_What is asked_:
Compile every line that includes the word "nominal".

_Input material_:
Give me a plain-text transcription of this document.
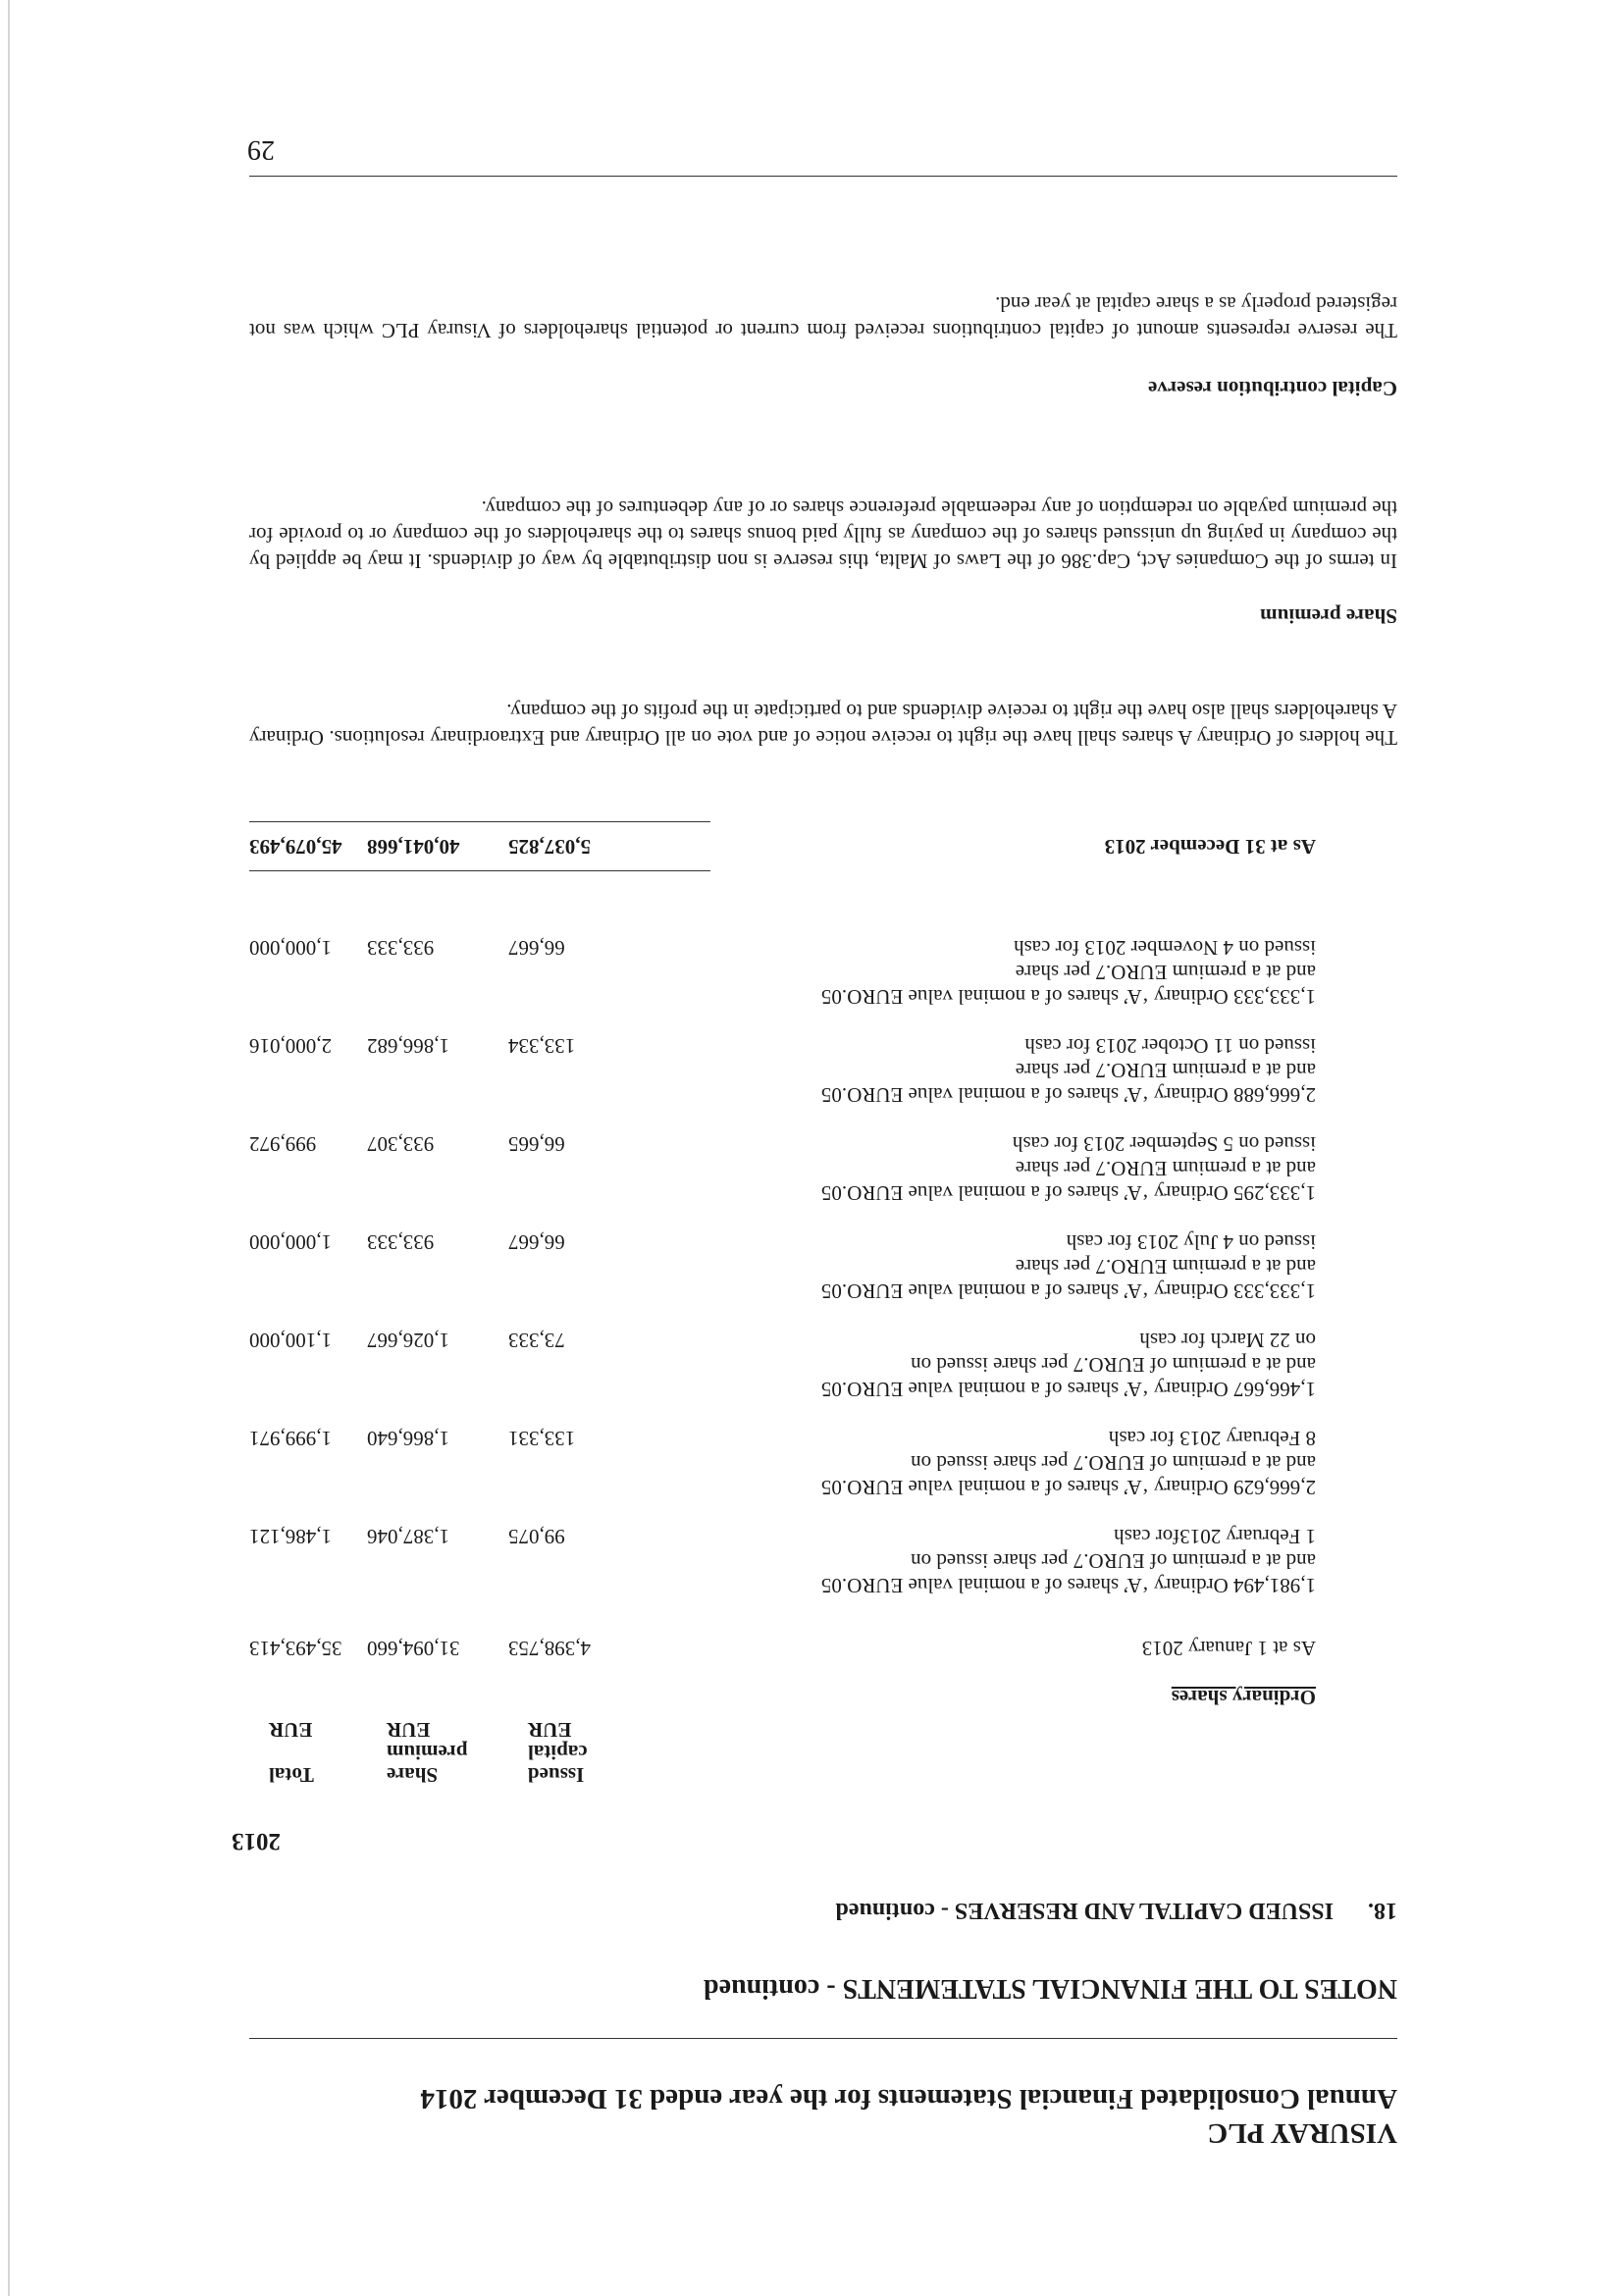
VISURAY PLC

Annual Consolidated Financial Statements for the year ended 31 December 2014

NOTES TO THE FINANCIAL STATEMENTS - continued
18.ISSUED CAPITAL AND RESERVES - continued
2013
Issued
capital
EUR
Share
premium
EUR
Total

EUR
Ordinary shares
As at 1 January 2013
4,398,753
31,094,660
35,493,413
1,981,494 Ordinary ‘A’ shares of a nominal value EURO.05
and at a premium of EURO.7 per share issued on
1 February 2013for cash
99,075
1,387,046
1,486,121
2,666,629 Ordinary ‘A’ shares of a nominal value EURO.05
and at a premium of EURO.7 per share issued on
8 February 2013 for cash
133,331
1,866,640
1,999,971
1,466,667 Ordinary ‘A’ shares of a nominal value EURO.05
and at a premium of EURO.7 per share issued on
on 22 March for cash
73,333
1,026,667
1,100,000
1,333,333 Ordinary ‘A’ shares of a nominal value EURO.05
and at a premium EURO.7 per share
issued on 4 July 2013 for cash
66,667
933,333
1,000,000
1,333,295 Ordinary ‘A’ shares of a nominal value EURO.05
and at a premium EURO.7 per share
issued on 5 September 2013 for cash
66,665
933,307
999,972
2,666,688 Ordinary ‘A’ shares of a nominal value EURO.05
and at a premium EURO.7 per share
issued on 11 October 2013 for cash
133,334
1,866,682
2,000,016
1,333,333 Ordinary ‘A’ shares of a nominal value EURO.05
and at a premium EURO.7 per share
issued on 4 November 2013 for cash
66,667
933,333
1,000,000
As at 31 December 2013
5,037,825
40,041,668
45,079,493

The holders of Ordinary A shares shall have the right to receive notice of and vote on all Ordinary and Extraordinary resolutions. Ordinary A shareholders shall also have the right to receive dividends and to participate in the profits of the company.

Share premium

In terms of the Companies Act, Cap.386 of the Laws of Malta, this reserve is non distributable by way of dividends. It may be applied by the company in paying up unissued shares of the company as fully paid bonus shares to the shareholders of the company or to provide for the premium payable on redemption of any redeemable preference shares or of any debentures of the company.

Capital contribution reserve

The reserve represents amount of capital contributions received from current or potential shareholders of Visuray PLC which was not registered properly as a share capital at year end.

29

_Written response_:
1,981,494 Ordinary ‘A’ shares of a nominal value EURO.05
2,666,629 Ordinary ‘A’ shares of a nominal value EURO.05
1,466,667 Ordinary ‘A’ shares of a nominal value EURO.05
1,333,333 Ordinary ‘A’ shares of a nominal value EURO.05
1,333,295 Ordinary ‘A’ shares of a nominal value EURO.05
2,666,688 Ordinary ‘A’ shares of a nominal value EURO.05
1,333,333 Ordinary ‘A’ shares of a nominal value EURO.05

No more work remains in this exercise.